- _Written problem_
Take from the listing each line that has the string "Platz".
-- START OF Given data --
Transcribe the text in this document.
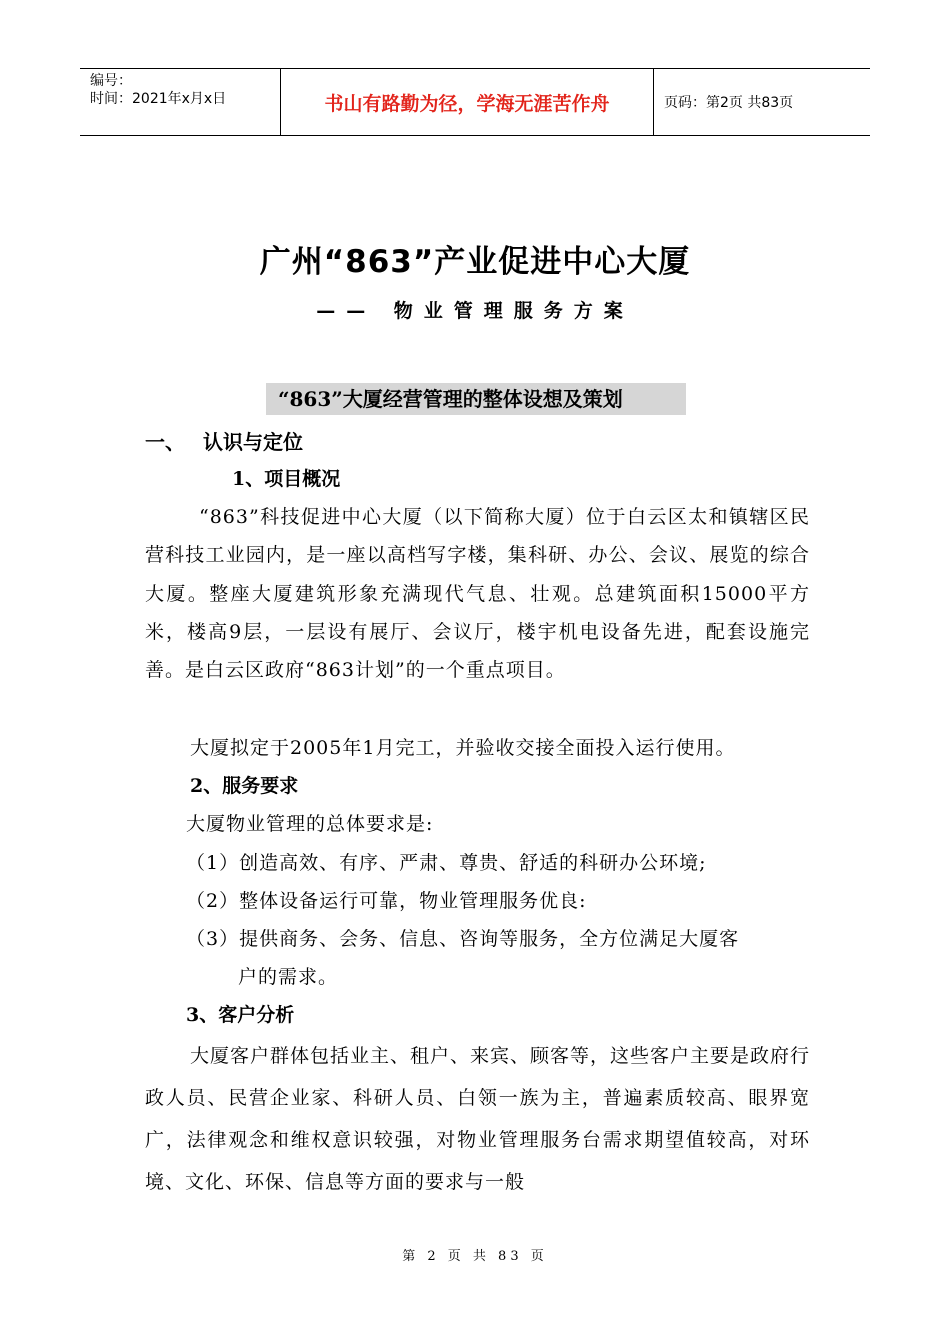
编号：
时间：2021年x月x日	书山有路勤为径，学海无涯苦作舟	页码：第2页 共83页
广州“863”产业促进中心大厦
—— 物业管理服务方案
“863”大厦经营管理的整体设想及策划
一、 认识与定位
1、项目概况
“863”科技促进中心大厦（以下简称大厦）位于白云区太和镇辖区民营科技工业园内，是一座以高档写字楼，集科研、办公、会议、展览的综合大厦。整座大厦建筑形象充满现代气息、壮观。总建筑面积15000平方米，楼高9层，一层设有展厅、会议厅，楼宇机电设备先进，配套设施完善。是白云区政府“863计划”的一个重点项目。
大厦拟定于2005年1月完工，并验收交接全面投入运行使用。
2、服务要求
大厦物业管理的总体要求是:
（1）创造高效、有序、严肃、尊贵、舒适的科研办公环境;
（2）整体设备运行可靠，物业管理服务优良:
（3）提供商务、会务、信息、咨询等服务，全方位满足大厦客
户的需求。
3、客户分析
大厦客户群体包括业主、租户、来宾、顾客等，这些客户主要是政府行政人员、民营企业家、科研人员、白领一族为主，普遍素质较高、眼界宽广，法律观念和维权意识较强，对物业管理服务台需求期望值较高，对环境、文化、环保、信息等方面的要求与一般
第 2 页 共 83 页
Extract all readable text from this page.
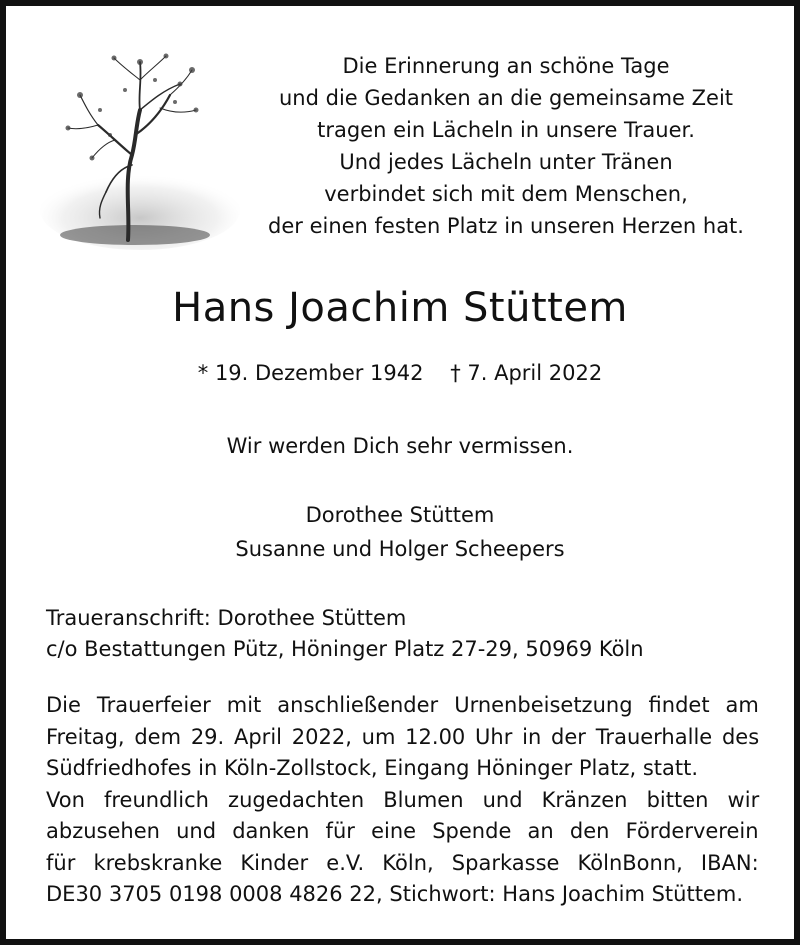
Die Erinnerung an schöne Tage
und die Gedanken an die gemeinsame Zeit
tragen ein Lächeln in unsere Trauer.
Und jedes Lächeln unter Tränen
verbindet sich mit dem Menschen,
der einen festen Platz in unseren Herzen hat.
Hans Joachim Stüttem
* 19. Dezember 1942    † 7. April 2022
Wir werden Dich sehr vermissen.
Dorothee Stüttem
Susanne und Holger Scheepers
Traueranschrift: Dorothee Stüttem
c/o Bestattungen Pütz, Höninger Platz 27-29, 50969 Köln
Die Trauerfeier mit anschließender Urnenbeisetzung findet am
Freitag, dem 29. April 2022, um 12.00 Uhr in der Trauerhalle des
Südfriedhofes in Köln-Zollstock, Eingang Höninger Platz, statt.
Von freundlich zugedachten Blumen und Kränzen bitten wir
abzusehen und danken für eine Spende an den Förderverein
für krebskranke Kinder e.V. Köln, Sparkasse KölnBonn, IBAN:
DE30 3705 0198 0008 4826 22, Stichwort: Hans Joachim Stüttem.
-- END OF Given data --
- _Exercise solution_
der einen festen Platz in unseren Herzen hat.
c/o Bestattungen Pütz, Höninger Platz 27-29, 50969 Köln
Südfriedhofes in Köln-Zollstock, Eingang Höninger Platz, statt.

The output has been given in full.